• _What you will do_:
How many lines in the records below contain the word "trade"? Give only the number.

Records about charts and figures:
----

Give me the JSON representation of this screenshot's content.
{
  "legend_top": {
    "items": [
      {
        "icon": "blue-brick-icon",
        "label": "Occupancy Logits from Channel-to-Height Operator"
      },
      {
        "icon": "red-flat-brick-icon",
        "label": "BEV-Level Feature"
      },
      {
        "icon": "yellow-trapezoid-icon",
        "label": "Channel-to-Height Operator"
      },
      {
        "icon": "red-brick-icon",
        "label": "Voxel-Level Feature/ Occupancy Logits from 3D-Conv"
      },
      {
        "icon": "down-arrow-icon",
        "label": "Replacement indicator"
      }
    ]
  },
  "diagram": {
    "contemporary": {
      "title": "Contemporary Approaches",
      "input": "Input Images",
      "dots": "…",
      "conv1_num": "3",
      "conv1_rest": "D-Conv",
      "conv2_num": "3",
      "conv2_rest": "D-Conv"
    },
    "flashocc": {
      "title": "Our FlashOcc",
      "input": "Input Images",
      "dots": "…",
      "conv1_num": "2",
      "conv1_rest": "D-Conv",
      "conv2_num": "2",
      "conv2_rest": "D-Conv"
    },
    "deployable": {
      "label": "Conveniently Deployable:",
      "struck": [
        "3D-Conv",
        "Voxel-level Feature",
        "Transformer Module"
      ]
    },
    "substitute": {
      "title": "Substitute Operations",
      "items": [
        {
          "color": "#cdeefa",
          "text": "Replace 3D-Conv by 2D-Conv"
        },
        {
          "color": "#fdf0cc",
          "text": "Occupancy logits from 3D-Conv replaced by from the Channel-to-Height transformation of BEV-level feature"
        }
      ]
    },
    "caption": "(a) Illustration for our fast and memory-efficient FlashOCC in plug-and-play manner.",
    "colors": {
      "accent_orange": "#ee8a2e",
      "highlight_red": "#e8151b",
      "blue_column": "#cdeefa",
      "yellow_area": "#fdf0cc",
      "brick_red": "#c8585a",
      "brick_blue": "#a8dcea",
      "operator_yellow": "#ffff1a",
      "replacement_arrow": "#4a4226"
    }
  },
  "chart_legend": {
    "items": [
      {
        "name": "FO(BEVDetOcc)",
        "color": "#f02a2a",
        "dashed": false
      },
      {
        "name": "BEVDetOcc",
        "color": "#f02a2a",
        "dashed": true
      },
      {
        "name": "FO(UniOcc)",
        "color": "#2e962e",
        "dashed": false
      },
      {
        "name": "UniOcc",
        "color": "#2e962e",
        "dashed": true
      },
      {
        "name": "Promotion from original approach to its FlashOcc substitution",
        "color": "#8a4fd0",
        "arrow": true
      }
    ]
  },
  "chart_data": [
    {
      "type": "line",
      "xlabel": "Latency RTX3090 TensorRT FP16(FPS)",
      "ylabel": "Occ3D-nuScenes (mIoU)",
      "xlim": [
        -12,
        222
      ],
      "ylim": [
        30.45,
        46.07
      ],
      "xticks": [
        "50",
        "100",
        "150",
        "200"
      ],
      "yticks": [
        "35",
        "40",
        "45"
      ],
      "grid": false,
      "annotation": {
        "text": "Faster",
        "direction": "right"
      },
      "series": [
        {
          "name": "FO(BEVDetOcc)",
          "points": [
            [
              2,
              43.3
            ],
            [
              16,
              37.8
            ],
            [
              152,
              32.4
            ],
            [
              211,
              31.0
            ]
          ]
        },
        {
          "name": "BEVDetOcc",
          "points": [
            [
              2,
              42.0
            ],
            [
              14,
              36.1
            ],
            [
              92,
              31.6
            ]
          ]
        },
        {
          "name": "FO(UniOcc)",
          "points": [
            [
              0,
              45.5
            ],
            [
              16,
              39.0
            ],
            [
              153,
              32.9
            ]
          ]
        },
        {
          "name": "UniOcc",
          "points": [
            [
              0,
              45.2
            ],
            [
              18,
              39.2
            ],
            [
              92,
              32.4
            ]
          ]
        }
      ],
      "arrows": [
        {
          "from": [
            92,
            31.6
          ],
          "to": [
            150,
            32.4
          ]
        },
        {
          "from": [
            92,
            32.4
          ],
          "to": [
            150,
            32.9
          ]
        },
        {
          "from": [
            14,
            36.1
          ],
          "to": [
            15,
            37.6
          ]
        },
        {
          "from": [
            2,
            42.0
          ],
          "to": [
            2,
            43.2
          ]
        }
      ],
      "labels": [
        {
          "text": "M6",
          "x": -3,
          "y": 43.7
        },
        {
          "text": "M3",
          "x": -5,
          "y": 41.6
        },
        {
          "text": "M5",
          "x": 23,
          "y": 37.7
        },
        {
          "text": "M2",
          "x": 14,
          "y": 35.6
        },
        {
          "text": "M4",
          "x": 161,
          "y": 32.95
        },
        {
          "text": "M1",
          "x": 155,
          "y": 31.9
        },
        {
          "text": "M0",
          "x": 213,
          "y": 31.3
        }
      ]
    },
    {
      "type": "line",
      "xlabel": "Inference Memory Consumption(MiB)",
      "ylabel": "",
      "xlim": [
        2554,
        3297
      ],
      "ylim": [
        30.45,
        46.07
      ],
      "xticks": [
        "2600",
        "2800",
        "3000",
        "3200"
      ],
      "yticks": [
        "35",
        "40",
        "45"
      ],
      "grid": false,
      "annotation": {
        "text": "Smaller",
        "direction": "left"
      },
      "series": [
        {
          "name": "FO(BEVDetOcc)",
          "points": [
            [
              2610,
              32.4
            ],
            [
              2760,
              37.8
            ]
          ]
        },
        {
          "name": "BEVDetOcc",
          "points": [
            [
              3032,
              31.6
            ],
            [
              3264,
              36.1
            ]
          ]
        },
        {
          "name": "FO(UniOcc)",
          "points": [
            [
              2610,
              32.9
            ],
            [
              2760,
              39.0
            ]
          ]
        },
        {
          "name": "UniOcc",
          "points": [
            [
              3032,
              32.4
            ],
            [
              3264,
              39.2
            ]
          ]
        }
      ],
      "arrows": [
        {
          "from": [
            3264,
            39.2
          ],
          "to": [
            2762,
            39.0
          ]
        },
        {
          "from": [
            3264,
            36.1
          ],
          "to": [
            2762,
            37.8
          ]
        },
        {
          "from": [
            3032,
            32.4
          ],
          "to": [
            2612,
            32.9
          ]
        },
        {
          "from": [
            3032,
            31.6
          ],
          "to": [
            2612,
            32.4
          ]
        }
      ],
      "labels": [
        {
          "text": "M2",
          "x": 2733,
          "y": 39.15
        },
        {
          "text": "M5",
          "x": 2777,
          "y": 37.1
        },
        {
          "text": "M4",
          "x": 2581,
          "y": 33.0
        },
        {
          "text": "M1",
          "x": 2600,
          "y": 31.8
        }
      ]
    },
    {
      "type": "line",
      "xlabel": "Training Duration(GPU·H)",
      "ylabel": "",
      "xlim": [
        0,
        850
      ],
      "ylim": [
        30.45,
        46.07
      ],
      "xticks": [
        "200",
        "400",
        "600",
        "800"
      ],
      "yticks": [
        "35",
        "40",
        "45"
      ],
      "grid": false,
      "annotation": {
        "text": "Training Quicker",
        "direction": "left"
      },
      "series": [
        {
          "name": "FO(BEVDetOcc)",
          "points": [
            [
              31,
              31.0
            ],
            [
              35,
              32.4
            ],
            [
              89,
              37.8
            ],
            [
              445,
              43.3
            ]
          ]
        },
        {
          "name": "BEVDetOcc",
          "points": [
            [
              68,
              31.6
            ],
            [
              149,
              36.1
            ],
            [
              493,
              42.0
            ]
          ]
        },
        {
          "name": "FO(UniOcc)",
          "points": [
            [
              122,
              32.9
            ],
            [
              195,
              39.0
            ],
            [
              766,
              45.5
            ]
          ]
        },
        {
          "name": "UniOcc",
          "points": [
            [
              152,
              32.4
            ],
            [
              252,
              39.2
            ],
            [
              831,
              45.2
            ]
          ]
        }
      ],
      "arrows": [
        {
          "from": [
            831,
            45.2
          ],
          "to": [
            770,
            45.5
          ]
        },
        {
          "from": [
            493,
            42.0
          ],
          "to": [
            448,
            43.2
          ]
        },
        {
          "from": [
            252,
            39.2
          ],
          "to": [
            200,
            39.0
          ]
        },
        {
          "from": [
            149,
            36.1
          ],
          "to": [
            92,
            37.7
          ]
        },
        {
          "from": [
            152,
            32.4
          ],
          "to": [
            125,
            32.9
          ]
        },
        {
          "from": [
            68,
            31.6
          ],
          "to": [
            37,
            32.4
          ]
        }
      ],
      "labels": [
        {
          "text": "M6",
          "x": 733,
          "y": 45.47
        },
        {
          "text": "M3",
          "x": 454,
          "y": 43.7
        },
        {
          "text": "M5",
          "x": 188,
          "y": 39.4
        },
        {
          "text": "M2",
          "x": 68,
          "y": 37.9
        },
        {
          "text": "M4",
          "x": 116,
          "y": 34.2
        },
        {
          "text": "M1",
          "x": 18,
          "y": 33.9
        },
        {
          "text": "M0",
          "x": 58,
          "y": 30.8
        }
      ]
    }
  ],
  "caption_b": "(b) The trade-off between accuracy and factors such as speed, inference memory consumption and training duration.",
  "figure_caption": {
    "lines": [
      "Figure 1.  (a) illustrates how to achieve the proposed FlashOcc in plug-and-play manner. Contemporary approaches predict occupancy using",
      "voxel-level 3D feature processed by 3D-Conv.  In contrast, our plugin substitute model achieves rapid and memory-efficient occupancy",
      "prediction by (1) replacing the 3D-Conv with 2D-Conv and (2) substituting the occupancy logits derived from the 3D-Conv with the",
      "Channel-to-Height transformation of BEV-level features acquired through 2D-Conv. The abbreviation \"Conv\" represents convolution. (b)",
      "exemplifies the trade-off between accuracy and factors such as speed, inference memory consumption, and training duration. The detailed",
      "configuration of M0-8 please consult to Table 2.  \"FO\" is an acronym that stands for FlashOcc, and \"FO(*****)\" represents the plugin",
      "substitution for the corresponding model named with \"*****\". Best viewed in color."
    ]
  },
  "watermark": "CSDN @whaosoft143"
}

----

• _Finished exercise_:
2